EXERCISE BRIEF: All of the records below must be output exactly, with no pictures carried over.
= = = =
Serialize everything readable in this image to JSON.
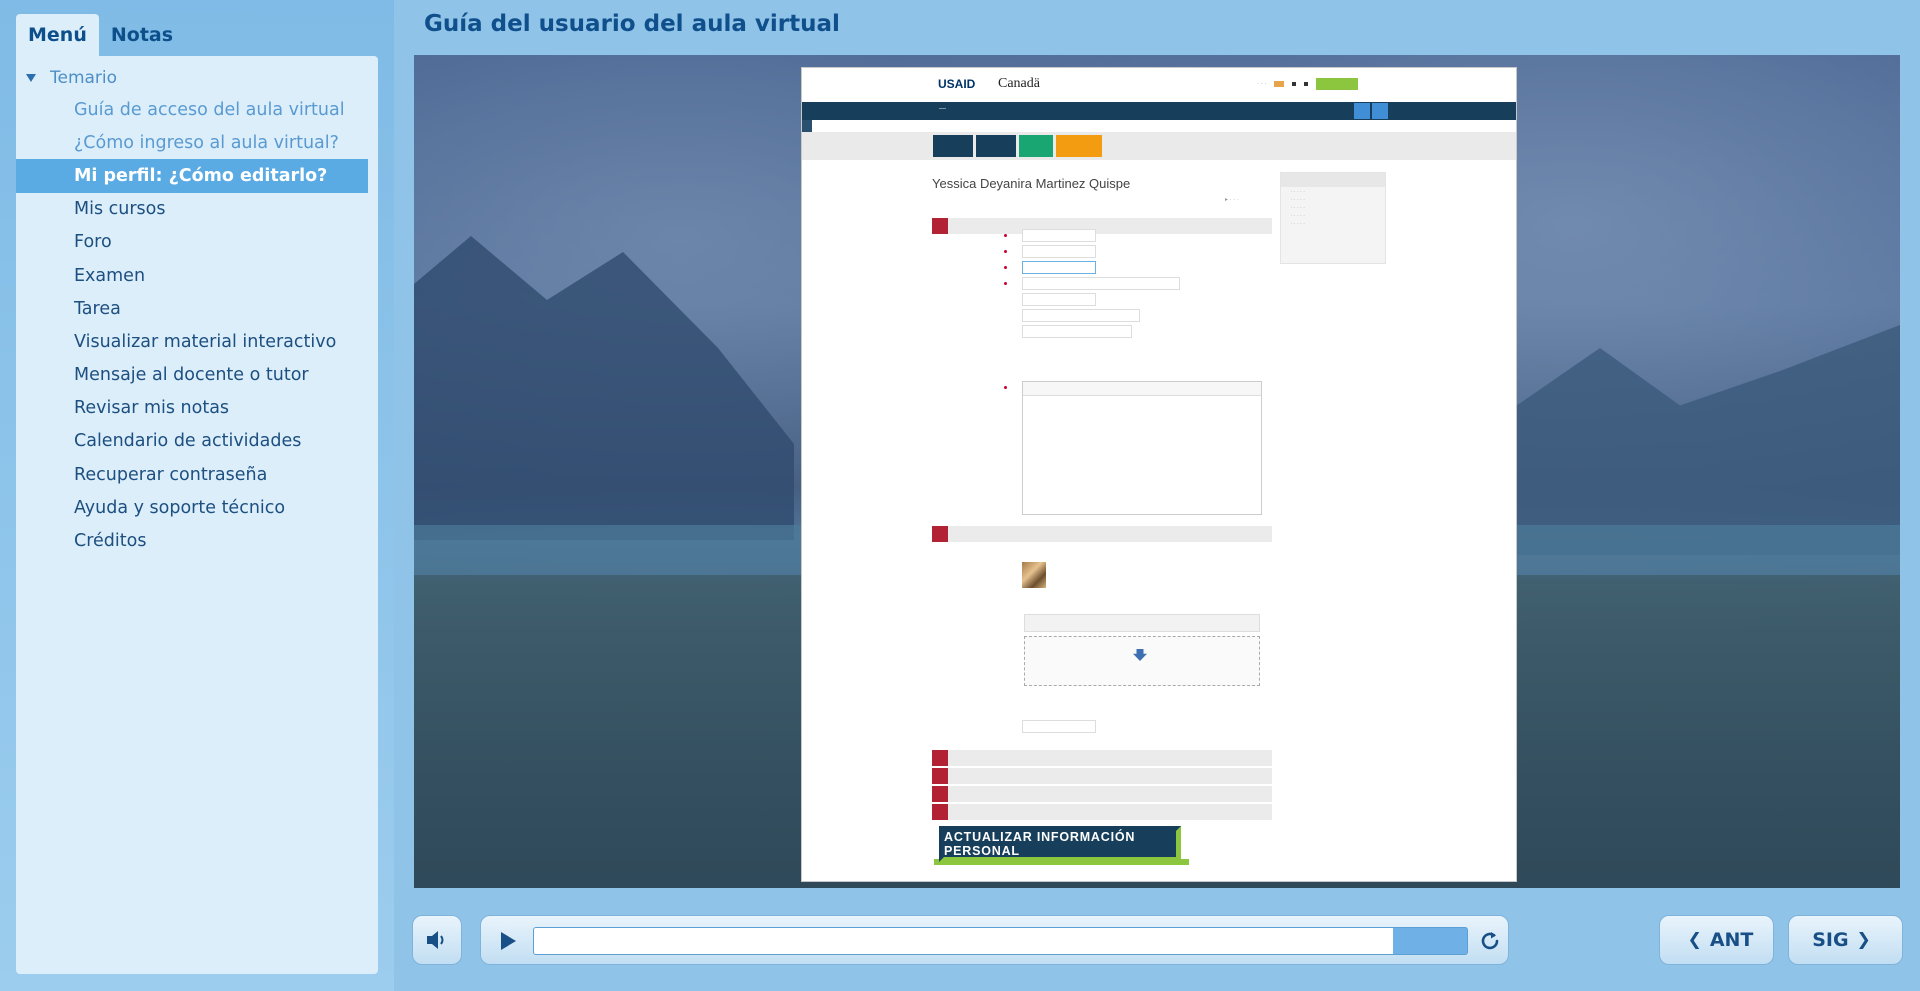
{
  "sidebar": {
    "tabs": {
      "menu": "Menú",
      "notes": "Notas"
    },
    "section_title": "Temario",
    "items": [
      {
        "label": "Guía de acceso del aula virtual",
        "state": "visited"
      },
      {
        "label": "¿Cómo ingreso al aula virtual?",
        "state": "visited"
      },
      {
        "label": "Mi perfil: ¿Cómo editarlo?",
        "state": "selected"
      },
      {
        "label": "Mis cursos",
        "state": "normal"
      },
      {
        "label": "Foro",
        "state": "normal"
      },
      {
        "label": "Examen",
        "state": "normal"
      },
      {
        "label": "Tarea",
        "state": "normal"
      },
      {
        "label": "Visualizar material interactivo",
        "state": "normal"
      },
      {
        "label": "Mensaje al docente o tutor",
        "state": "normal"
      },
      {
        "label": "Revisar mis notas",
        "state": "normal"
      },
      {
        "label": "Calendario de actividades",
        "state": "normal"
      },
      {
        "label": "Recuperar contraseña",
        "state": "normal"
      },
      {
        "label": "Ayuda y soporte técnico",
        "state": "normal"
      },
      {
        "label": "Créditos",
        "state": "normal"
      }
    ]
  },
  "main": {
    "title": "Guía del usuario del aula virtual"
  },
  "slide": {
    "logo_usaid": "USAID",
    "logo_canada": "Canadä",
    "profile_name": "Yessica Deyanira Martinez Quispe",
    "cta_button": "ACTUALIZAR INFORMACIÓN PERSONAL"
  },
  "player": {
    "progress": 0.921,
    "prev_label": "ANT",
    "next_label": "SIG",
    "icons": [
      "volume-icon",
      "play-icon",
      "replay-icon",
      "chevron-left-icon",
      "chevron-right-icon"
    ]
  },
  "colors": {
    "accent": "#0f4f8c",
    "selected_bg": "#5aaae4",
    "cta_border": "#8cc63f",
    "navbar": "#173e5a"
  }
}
= = = =
SOLUTION:
Serialize everything readable in this image to JSON.
{
  "sidebar": {
    "tabs": {
      "menu": "Menú",
      "notes": "Notas"
    },
    "section_title": "Temario",
    "items": [
      {
        "label": "Guía de acceso del aula virtual",
        "state": "visited"
      },
      {
        "label": "¿Cómo ingreso al aula virtual?",
        "state": "visited"
      },
      {
        "label": "Mi perfil: ¿Cómo editarlo?",
        "state": "selected"
      },
      {
        "label": "Mis cursos",
        "state": "normal"
      },
      {
        "label": "Foro",
        "state": "normal"
      },
      {
        "label": "Examen",
        "state": "normal"
      },
      {
        "label": "Tarea",
        "state": "normal"
      },
      {
        "label": "Visualizar material interactivo",
        "state": "normal"
      },
      {
        "label": "Mensaje al docente o tutor",
        "state": "normal"
      },
      {
        "label": "Revisar mis notas",
        "state": "normal"
      },
      {
        "label": "Calendario de actividades",
        "state": "normal"
      },
      {
        "label": "Recuperar contraseña",
        "state": "normal"
      },
      {
        "label": "Ayuda y soporte técnico",
        "state": "normal"
      },
      {
        "label": "Créditos",
        "state": "normal"
      }
    ]
  },
  "main": {
    "title": "Guía del usuario del aula virtual"
  },
  "slide": {
    "logo_usaid": "USAID",
    "logo_canada": "Canadä",
    "profile_name": "Yessica Deyanira Martinez Quispe",
    "cta_button": "ACTUALIZAR INFORMACIÓN PERSONAL"
  },
  "player": {
    "progress": 0.921,
    "prev_label": "ANT",
    "next_label": "SIG",
    "icons": [
      "volume-icon",
      "play-icon",
      "replay-icon",
      "chevron-left-icon",
      "chevron-right-icon"
    ]
  },
  "colors": {
    "accent": "#0f4f8c",
    "selected_bg": "#5aaae4",
    "cta_border": "#8cc63f",
    "navbar": "#173e5a"
  }
}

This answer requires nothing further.